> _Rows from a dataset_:

------------------------------------------------------------

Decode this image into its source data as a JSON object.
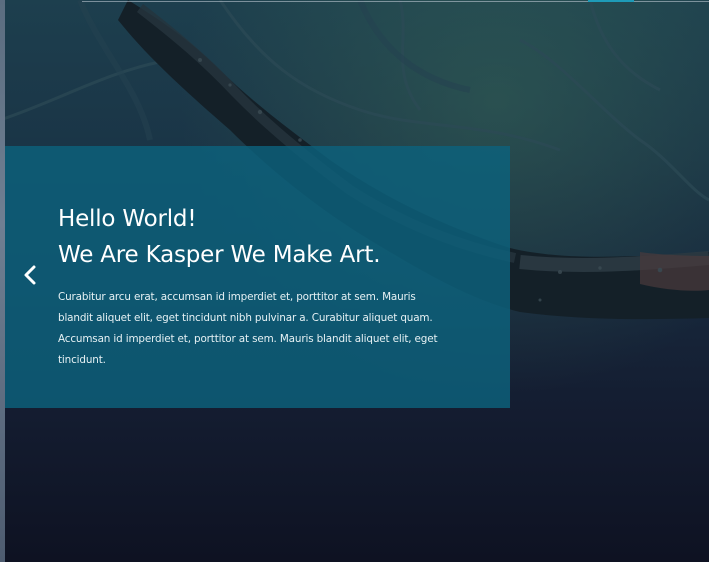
{
  "slider": {
    "title_line1": "Hello World!",
    "title_line2": "We Are Kasper We Make Art.",
    "description": "Curabitur arcu erat, accumsan id imperdiet et, porttitor at sem. Mauris blandit aliquet elit, eget tincidunt nibh pulvinar a. Curabitur aliquet quam. Accumsan id imperdiet et, porttitor at sem. Mauris blandit aliquet elit, eget tincidunt.",
    "prev_icon": "chevron-left-icon"
  },
  "colors": {
    "overlay": "#0c627c",
    "accent": "#1e9bb8",
    "text": "#ffffff"
  }
}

------------------------------------------------------------

> _YOUR GOAL_:
Your task is to return the entries above exactly, with no pictures.

> _FINISHED TASK_:
Decode this image into its source data as a JSON object.
{
  "slider": {
    "title_line1": "Hello World!",
    "title_line2": "We Are Kasper We Make Art.",
    "description": "Curabitur arcu erat, accumsan id imperdiet et, porttitor at sem. Mauris blandit aliquet elit, eget tincidunt nibh pulvinar a. Curabitur aliquet quam. Accumsan id imperdiet et, porttitor at sem. Mauris blandit aliquet elit, eget tincidunt.",
    "prev_icon": "chevron-left-icon"
  },
  "colors": {
    "overlay": "#0c627c",
    "accent": "#1e9bb8",
    "text": "#ffffff"
  }
}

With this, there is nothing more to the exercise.